Problem to work on: From the entries below, gather each line containing the word "American".

Input data:
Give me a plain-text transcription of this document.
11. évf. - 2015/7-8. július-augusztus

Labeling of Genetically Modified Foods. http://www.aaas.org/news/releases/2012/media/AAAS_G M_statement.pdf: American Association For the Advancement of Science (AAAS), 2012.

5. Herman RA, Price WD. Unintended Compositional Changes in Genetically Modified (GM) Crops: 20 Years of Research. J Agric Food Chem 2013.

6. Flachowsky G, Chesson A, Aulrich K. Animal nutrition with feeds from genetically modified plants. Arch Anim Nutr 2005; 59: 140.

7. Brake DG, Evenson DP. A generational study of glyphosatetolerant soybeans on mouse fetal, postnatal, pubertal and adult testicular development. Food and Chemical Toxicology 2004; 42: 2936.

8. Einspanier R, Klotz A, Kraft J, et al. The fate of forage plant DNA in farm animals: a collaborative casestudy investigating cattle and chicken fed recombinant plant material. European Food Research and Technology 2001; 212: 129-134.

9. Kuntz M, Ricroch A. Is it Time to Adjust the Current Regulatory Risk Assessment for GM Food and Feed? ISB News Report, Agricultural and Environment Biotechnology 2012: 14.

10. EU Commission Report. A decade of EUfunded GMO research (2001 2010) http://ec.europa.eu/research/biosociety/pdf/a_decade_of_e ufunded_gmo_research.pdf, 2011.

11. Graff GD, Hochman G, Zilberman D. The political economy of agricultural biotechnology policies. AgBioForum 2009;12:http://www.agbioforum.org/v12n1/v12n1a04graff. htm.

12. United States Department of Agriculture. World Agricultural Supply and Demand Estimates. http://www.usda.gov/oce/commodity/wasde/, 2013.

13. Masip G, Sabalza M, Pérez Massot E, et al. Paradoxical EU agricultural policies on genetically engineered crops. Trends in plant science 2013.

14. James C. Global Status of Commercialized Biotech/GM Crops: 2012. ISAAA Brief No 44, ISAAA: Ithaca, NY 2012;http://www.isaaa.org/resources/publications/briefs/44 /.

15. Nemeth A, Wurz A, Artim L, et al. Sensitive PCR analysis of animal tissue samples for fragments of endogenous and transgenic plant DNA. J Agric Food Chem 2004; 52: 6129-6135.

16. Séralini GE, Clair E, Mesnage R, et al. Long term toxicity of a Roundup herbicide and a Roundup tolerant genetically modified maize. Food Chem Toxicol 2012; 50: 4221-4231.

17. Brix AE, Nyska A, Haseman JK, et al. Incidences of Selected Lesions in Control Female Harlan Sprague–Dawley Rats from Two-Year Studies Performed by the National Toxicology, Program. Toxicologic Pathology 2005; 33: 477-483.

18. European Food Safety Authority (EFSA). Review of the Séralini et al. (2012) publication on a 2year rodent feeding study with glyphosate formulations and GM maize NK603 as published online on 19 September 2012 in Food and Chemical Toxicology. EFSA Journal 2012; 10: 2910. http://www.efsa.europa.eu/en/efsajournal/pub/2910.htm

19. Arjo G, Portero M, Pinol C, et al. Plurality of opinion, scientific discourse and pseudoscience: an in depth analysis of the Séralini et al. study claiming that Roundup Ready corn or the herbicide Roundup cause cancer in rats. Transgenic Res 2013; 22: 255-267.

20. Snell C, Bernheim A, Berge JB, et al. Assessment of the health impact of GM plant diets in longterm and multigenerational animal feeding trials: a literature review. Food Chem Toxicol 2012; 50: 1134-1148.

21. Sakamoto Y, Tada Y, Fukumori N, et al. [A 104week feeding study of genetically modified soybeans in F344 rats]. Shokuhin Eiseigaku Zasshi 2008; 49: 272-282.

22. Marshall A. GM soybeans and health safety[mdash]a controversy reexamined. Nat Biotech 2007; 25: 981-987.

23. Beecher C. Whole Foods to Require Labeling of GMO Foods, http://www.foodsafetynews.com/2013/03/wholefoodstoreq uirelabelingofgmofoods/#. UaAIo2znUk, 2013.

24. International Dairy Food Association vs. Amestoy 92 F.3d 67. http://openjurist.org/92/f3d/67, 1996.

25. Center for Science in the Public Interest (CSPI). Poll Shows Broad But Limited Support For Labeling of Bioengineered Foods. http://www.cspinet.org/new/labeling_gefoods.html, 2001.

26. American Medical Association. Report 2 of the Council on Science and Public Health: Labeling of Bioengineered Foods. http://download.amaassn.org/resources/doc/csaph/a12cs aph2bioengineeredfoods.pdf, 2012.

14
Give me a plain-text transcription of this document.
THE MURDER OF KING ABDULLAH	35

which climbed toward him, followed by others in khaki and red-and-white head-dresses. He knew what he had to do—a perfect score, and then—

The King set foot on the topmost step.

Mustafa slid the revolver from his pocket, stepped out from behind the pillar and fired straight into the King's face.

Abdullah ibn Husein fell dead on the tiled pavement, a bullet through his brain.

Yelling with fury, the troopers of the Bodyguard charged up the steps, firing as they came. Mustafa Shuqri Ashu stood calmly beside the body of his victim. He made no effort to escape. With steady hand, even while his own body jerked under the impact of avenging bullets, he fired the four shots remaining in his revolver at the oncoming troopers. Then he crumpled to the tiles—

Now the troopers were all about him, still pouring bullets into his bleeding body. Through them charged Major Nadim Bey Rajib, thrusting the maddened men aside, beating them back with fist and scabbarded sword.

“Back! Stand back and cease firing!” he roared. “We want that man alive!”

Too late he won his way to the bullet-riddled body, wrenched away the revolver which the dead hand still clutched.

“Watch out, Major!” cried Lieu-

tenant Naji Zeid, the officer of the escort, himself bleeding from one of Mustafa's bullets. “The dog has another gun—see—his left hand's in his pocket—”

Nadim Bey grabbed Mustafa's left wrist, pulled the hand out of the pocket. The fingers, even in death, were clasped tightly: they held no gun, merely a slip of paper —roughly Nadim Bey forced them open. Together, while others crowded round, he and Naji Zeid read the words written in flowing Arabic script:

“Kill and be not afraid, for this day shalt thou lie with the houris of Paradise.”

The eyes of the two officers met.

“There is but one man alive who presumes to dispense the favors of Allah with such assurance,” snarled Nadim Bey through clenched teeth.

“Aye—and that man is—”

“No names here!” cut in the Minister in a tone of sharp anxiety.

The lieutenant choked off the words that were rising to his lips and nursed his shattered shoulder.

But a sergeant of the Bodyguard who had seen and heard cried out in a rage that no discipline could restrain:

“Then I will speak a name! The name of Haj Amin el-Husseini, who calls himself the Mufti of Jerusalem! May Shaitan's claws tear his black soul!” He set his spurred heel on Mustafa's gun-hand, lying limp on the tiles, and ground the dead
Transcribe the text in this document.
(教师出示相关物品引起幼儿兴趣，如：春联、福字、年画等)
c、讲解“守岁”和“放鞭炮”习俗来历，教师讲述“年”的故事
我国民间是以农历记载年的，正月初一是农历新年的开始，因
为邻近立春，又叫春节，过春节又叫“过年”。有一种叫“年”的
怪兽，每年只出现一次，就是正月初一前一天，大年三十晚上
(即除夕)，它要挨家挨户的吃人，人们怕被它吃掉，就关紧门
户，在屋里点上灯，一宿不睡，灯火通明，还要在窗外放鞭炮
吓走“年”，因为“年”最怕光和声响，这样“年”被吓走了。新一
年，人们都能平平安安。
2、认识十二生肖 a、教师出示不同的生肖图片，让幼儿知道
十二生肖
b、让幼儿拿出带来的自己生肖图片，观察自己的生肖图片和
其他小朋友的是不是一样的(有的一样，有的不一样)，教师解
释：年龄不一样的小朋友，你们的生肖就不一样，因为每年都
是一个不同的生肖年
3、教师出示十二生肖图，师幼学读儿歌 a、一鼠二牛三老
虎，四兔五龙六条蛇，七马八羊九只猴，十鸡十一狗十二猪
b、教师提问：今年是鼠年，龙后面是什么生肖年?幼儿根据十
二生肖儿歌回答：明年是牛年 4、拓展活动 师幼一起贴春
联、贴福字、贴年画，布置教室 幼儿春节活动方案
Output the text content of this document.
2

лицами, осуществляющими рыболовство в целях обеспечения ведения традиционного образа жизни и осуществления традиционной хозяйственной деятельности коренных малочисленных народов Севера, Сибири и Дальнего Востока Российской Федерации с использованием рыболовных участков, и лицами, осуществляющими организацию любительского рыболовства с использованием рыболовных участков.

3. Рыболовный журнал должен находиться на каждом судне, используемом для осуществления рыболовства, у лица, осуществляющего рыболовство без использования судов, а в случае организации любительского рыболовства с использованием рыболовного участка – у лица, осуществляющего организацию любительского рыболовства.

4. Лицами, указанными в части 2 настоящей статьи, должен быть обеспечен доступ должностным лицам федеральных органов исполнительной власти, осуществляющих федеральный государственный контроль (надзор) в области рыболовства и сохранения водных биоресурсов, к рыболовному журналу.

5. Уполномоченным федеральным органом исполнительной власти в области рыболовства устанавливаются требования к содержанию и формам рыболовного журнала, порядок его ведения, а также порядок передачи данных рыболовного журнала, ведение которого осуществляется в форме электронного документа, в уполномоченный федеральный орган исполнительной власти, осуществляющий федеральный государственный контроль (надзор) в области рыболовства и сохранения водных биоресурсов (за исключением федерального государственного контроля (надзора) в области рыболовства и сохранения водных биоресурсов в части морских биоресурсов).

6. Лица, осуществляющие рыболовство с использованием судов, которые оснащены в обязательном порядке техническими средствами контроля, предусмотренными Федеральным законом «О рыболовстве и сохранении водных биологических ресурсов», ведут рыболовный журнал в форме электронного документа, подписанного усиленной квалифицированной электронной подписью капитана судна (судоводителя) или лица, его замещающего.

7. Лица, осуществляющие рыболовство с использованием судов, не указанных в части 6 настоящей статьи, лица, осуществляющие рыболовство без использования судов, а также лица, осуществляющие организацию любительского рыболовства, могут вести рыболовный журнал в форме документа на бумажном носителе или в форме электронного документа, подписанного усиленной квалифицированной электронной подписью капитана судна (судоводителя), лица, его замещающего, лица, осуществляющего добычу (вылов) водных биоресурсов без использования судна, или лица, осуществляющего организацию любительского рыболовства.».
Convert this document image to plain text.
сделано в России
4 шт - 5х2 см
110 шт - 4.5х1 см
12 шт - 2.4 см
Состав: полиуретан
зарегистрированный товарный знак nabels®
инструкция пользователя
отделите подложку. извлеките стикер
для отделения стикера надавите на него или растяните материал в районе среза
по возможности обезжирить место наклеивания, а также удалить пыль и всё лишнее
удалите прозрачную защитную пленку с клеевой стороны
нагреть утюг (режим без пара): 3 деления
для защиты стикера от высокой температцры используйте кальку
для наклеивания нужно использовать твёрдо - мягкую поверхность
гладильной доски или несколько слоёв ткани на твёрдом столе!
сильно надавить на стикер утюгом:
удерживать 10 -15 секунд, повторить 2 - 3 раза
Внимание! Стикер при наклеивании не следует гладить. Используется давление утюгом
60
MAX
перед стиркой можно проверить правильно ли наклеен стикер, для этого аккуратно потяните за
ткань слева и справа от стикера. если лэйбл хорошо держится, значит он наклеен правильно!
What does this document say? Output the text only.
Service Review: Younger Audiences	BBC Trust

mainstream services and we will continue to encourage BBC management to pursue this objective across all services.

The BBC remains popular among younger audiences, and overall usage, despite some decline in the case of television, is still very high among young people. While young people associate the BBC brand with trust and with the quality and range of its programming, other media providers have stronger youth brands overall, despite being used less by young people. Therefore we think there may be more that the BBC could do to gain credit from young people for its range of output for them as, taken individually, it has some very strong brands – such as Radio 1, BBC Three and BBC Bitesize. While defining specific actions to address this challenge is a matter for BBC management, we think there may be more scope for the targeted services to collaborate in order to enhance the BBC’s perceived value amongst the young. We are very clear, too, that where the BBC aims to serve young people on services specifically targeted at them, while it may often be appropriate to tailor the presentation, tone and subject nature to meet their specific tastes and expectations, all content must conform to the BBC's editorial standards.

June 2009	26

Response to this task:
Labeling of Genetically Modified Foods. http://www.aaas.org/news/releases/2012/media/AAAS_G M_statement.pdf: American Association For the Advancement of Science (AAAS), 2012.
26. American Medical Association. Report 2 of the Council on Science and Public Health: Labeling of Bioengineered Foods. http://download.amaassn.org/resources/doc/csaph/a12cs aph2bioengineeredfoods.pdf, 2012.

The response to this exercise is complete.